— START OF Data in this exercise —

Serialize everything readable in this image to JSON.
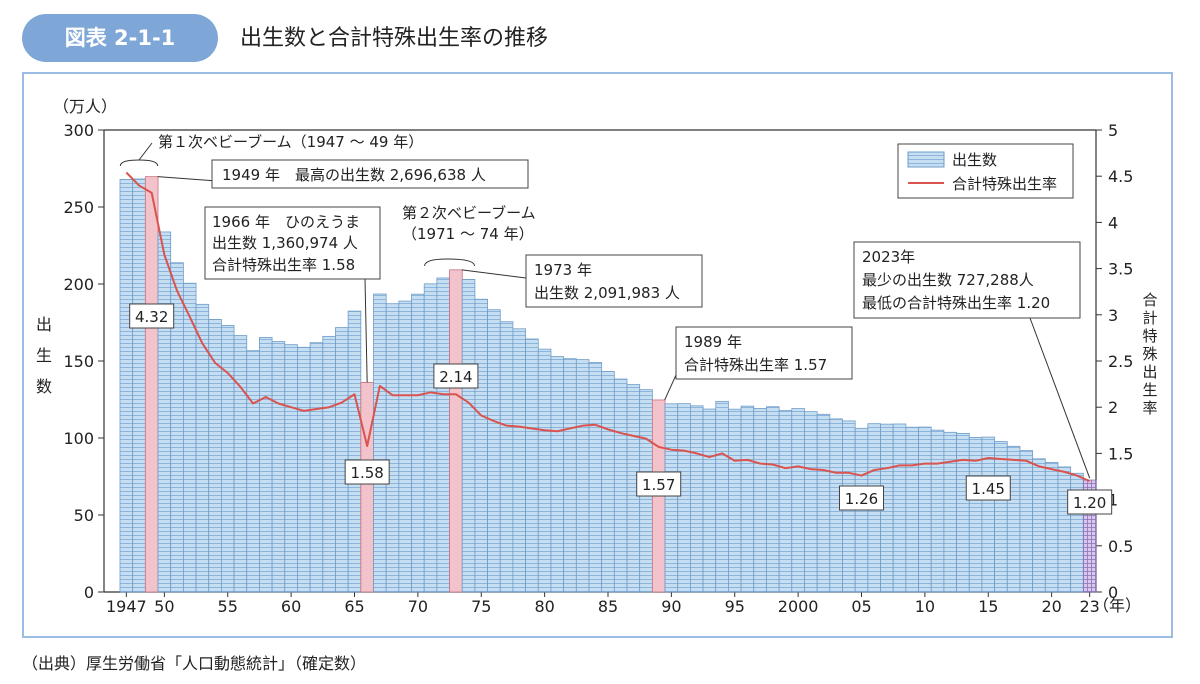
{
  "header": {
    "figure_label": "図表 2-1-1",
    "title": "出生数と合計特殊出生率の推移"
  },
  "source": "（出典）厚生労働省「人口動態統計」（確定数）",
  "colors": {
    "bar_fill": "#c6def2",
    "bar_line": "#6e9cc8",
    "highlight_fill": "#f3c3cb",
    "highlight_line": "#c9707e",
    "line": "#d9534f",
    "frame": "#9bbde3",
    "badge": "#7ea7d8"
  },
  "chart_data": {
    "type": "bar",
    "secondary_type": "line",
    "title": "出生数と合計特殊出生率の推移",
    "y_unit": "（万人）",
    "ylabel": "出生数",
    "y2label": "合計特殊出生率",
    "x_unit": "（年）",
    "ylim": [
      0,
      300
    ],
    "y2lim": [
      0,
      5
    ],
    "y_ticks": [
      0,
      50,
      100,
      150,
      200,
      250,
      300
    ],
    "y2_ticks": [
      "0",
      "0.5",
      "1",
      "1.5",
      "2",
      "2.5",
      "3",
      "3.5",
      "4",
      "4.5",
      "5"
    ],
    "x_ticks": [
      {
        "year": 1947,
        "label": "1947"
      },
      {
        "year": 1950,
        "label": "50"
      },
      {
        "year": 1955,
        "label": "55"
      },
      {
        "year": 1960,
        "label": "60"
      },
      {
        "year": 1965,
        "label": "65"
      },
      {
        "year": 1970,
        "label": "70"
      },
      {
        "year": 1975,
        "label": "75"
      },
      {
        "year": 1980,
        "label": "80"
      },
      {
        "year": 1985,
        "label": "85"
      },
      {
        "year": 1990,
        "label": "90"
      },
      {
        "year": 1995,
        "label": "95"
      },
      {
        "year": 2000,
        "label": "2000"
      },
      {
        "year": 2005,
        "label": "05"
      },
      {
        "year": 2010,
        "label": "10"
      },
      {
        "year": 2015,
        "label": "15"
      },
      {
        "year": 2020,
        "label": "20"
      },
      {
        "year": 2023,
        "label": "23"
      }
    ],
    "legend": {
      "position": "top-right",
      "bar_label": "出生数",
      "line_label": "合計特殊出生率"
    },
    "highlight_years": [
      1949,
      1966,
      1973,
      1989
    ],
    "series": [
      {
        "name": "出生数",
        "unit": "万人",
        "years": [
          1947,
          1948,
          1949,
          1950,
          1951,
          1952,
          1953,
          1954,
          1955,
          1956,
          1957,
          1958,
          1959,
          1960,
          1961,
          1962,
          1963,
          1964,
          1965,
          1966,
          1967,
          1968,
          1969,
          1970,
          1971,
          1972,
          1973,
          1974,
          1975,
          1976,
          1977,
          1978,
          1979,
          1980,
          1981,
          1982,
          1983,
          1984,
          1985,
          1986,
          1987,
          1988,
          1989,
          1990,
          1991,
          1992,
          1993,
          1994,
          1995,
          1996,
          1997,
          1998,
          1999,
          2000,
          2001,
          2002,
          2003,
          2004,
          2005,
          2006,
          2007,
          2008,
          2009,
          2010,
          2011,
          2012,
          2013,
          2014,
          2015,
          2016,
          2017,
          2018,
          2019,
          2020,
          2021,
          2022,
          2023
        ],
        "values": [
          267.9,
          268.2,
          269.7,
          233.8,
          213.8,
          200.5,
          186.8,
          177.0,
          173.1,
          166.5,
          156.7,
          165.3,
          162.6,
          160.6,
          158.9,
          161.9,
          166.0,
          171.7,
          182.4,
          136.1,
          193.5,
          187.2,
          188.9,
          193.4,
          200.1,
          203.9,
          209.2,
          203.0,
          190.1,
          183.3,
          175.5,
          170.9,
          164.3,
          157.7,
          152.9,
          151.5,
          150.9,
          149.0,
          143.2,
          138.3,
          134.7,
          131.4,
          124.7,
          122.2,
          122.3,
          120.9,
          118.8,
          123.8,
          118.7,
          120.7,
          119.2,
          120.3,
          117.8,
          119.1,
          117.1,
          115.4,
          112.4,
          111.1,
          106.3,
          109.3,
          109.0,
          109.1,
          107.0,
          107.1,
          105.1,
          103.7,
          103.0,
          100.4,
          100.6,
          97.7,
          94.6,
          91.8,
          86.5,
          84.1,
          81.2,
          77.1,
          72.7
        ]
      },
      {
        "name": "合計特殊出生率",
        "values": [
          4.54,
          4.4,
          4.32,
          3.65,
          3.26,
          2.98,
          2.69,
          2.48,
          2.37,
          2.22,
          2.04,
          2.11,
          2.04,
          2.0,
          1.96,
          1.98,
          2.0,
          2.05,
          2.14,
          1.58,
          2.23,
          2.13,
          2.13,
          2.13,
          2.16,
          2.14,
          2.14,
          2.05,
          1.91,
          1.85,
          1.8,
          1.79,
          1.77,
          1.75,
          1.74,
          1.77,
          1.8,
          1.81,
          1.76,
          1.72,
          1.69,
          1.66,
          1.57,
          1.54,
          1.53,
          1.5,
          1.46,
          1.5,
          1.42,
          1.43,
          1.39,
          1.38,
          1.34,
          1.36,
          1.33,
          1.32,
          1.29,
          1.29,
          1.26,
          1.32,
          1.34,
          1.37,
          1.37,
          1.39,
          1.39,
          1.41,
          1.43,
          1.42,
          1.45,
          1.44,
          1.43,
          1.42,
          1.36,
          1.33,
          1.3,
          1.26,
          1.2
        ]
      }
    ],
    "annotations": {
      "boom1": "第１次ベビーブーム（1947 ～ 49 年）",
      "a1949": "1949 年　最高の出生数 2,696,638 人",
      "a1966_l1": "1966 年　ひのえうま",
      "a1966_l2": "出生数 1,360,974 人",
      "a1966_l3": "合計特殊出生率 1.58",
      "boom2_l1": "第２次ベビーブーム",
      "boom2_l2": "（1971 ～ 74 年）",
      "a1973_l1": "1973 年",
      "a1973_l2": "出生数 2,091,983 人",
      "a1989_l1": "1989 年",
      "a1989_l2": "合計特殊出生率 1.57",
      "a2023_l1": "2023年",
      "a2023_l2": "最少の出生数 727,288人",
      "a2023_l3": "最低の合計特殊出生率 1.20"
    },
    "data_labels": [
      {
        "year": 1949,
        "text": "4.32"
      },
      {
        "year": 1966,
        "text": "1.58"
      },
      {
        "year": 1973,
        "text": "2.14"
      },
      {
        "year": 1989,
        "text": "1.57"
      },
      {
        "year": 2005,
        "text": "1.26"
      },
      {
        "year": 2015,
        "text": "1.45"
      },
      {
        "year": 2023,
        "text": "1.20"
      }
    ]
  }
}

— END OF Data in this exercise —

* **Requirement**: Make an exact reproduction of the listing above, without any pictures.

* **Finished task**:
Serialize everything readable in this image to JSON.
{
  "header": {
    "figure_label": "図表 2-1-1",
    "title": "出生数と合計特殊出生率の推移"
  },
  "source": "（出典）厚生労働省「人口動態統計」（確定数）",
  "colors": {
    "bar_fill": "#c6def2",
    "bar_line": "#6e9cc8",
    "highlight_fill": "#f3c3cb",
    "highlight_line": "#c9707e",
    "line": "#d9534f",
    "frame": "#9bbde3",
    "badge": "#7ea7d8"
  },
  "chart_data": {
    "type": "bar",
    "secondary_type": "line",
    "title": "出生数と合計特殊出生率の推移",
    "y_unit": "（万人）",
    "ylabel": "出生数",
    "y2label": "合計特殊出生率",
    "x_unit": "（年）",
    "ylim": [
      0,
      300
    ],
    "y2lim": [
      0,
      5
    ],
    "y_ticks": [
      0,
      50,
      100,
      150,
      200,
      250,
      300
    ],
    "y2_ticks": [
      "0",
      "0.5",
      "1",
      "1.5",
      "2",
      "2.5",
      "3",
      "3.5",
      "4",
      "4.5",
      "5"
    ],
    "x_ticks": [
      {
        "year": 1947,
        "label": "1947"
      },
      {
        "year": 1950,
        "label": "50"
      },
      {
        "year": 1955,
        "label": "55"
      },
      {
        "year": 1960,
        "label": "60"
      },
      {
        "year": 1965,
        "label": "65"
      },
      {
        "year": 1970,
        "label": "70"
      },
      {
        "year": 1975,
        "label": "75"
      },
      {
        "year": 1980,
        "label": "80"
      },
      {
        "year": 1985,
        "label": "85"
      },
      {
        "year": 1990,
        "label": "90"
      },
      {
        "year": 1995,
        "label": "95"
      },
      {
        "year": 2000,
        "label": "2000"
      },
      {
        "year": 2005,
        "label": "05"
      },
      {
        "year": 2010,
        "label": "10"
      },
      {
        "year": 2015,
        "label": "15"
      },
      {
        "year": 2020,
        "label": "20"
      },
      {
        "year": 2023,
        "label": "23"
      }
    ],
    "legend": {
      "position": "top-right",
      "bar_label": "出生数",
      "line_label": "合計特殊出生率"
    },
    "highlight_years": [
      1949,
      1966,
      1973,
      1989
    ],
    "series": [
      {
        "name": "出生数",
        "unit": "万人",
        "years": [
          1947,
          1948,
          1949,
          1950,
          1951,
          1952,
          1953,
          1954,
          1955,
          1956,
          1957,
          1958,
          1959,
          1960,
          1961,
          1962,
          1963,
          1964,
          1965,
          1966,
          1967,
          1968,
          1969,
          1970,
          1971,
          1972,
          1973,
          1974,
          1975,
          1976,
          1977,
          1978,
          1979,
          1980,
          1981,
          1982,
          1983,
          1984,
          1985,
          1986,
          1987,
          1988,
          1989,
          1990,
          1991,
          1992,
          1993,
          1994,
          1995,
          1996,
          1997,
          1998,
          1999,
          2000,
          2001,
          2002,
          2003,
          2004,
          2005,
          2006,
          2007,
          2008,
          2009,
          2010,
          2011,
          2012,
          2013,
          2014,
          2015,
          2016,
          2017,
          2018,
          2019,
          2020,
          2021,
          2022,
          2023
        ],
        "values": [
          267.9,
          268.2,
          269.7,
          233.8,
          213.8,
          200.5,
          186.8,
          177.0,
          173.1,
          166.5,
          156.7,
          165.3,
          162.6,
          160.6,
          158.9,
          161.9,
          166.0,
          171.7,
          182.4,
          136.1,
          193.5,
          187.2,
          188.9,
          193.4,
          200.1,
          203.9,
          209.2,
          203.0,
          190.1,
          183.3,
          175.5,
          170.9,
          164.3,
          157.7,
          152.9,
          151.5,
          150.9,
          149.0,
          143.2,
          138.3,
          134.7,
          131.4,
          124.7,
          122.2,
          122.3,
          120.9,
          118.8,
          123.8,
          118.7,
          120.7,
          119.2,
          120.3,
          117.8,
          119.1,
          117.1,
          115.4,
          112.4,
          111.1,
          106.3,
          109.3,
          109.0,
          109.1,
          107.0,
          107.1,
          105.1,
          103.7,
          103.0,
          100.4,
          100.6,
          97.7,
          94.6,
          91.8,
          86.5,
          84.1,
          81.2,
          77.1,
          72.7
        ]
      },
      {
        "name": "合計特殊出生率",
        "values": [
          4.54,
          4.4,
          4.32,
          3.65,
          3.26,
          2.98,
          2.69,
          2.48,
          2.37,
          2.22,
          2.04,
          2.11,
          2.04,
          2.0,
          1.96,
          1.98,
          2.0,
          2.05,
          2.14,
          1.58,
          2.23,
          2.13,
          2.13,
          2.13,
          2.16,
          2.14,
          2.14,
          2.05,
          1.91,
          1.85,
          1.8,
          1.79,
          1.77,
          1.75,
          1.74,
          1.77,
          1.8,
          1.81,
          1.76,
          1.72,
          1.69,
          1.66,
          1.57,
          1.54,
          1.53,
          1.5,
          1.46,
          1.5,
          1.42,
          1.43,
          1.39,
          1.38,
          1.34,
          1.36,
          1.33,
          1.32,
          1.29,
          1.29,
          1.26,
          1.32,
          1.34,
          1.37,
          1.37,
          1.39,
          1.39,
          1.41,
          1.43,
          1.42,
          1.45,
          1.44,
          1.43,
          1.42,
          1.36,
          1.33,
          1.3,
          1.26,
          1.2
        ]
      }
    ],
    "annotations": {
      "boom1": "第１次ベビーブーム（1947 ～ 49 年）",
      "a1949": "1949 年　最高の出生数 2,696,638 人",
      "a1966_l1": "1966 年　ひのえうま",
      "a1966_l2": "出生数 1,360,974 人",
      "a1966_l3": "合計特殊出生率 1.58",
      "boom2_l1": "第２次ベビーブーム",
      "boom2_l2": "（1971 ～ 74 年）",
      "a1973_l1": "1973 年",
      "a1973_l2": "出生数 2,091,983 人",
      "a1989_l1": "1989 年",
      "a1989_l2": "合計特殊出生率 1.57",
      "a2023_l1": "2023年",
      "a2023_l2": "最少の出生数 727,288人",
      "a2023_l3": "最低の合計特殊出生率 1.20"
    },
    "data_labels": [
      {
        "year": 1949,
        "text": "4.32"
      },
      {
        "year": 1966,
        "text": "1.58"
      },
      {
        "year": 1973,
        "text": "2.14"
      },
      {
        "year": 1989,
        "text": "1.57"
      },
      {
        "year": 2005,
        "text": "1.26"
      },
      {
        "year": 2015,
        "text": "1.45"
      },
      {
        "year": 2023,
        "text": "1.20"
      }
    ]
  }
}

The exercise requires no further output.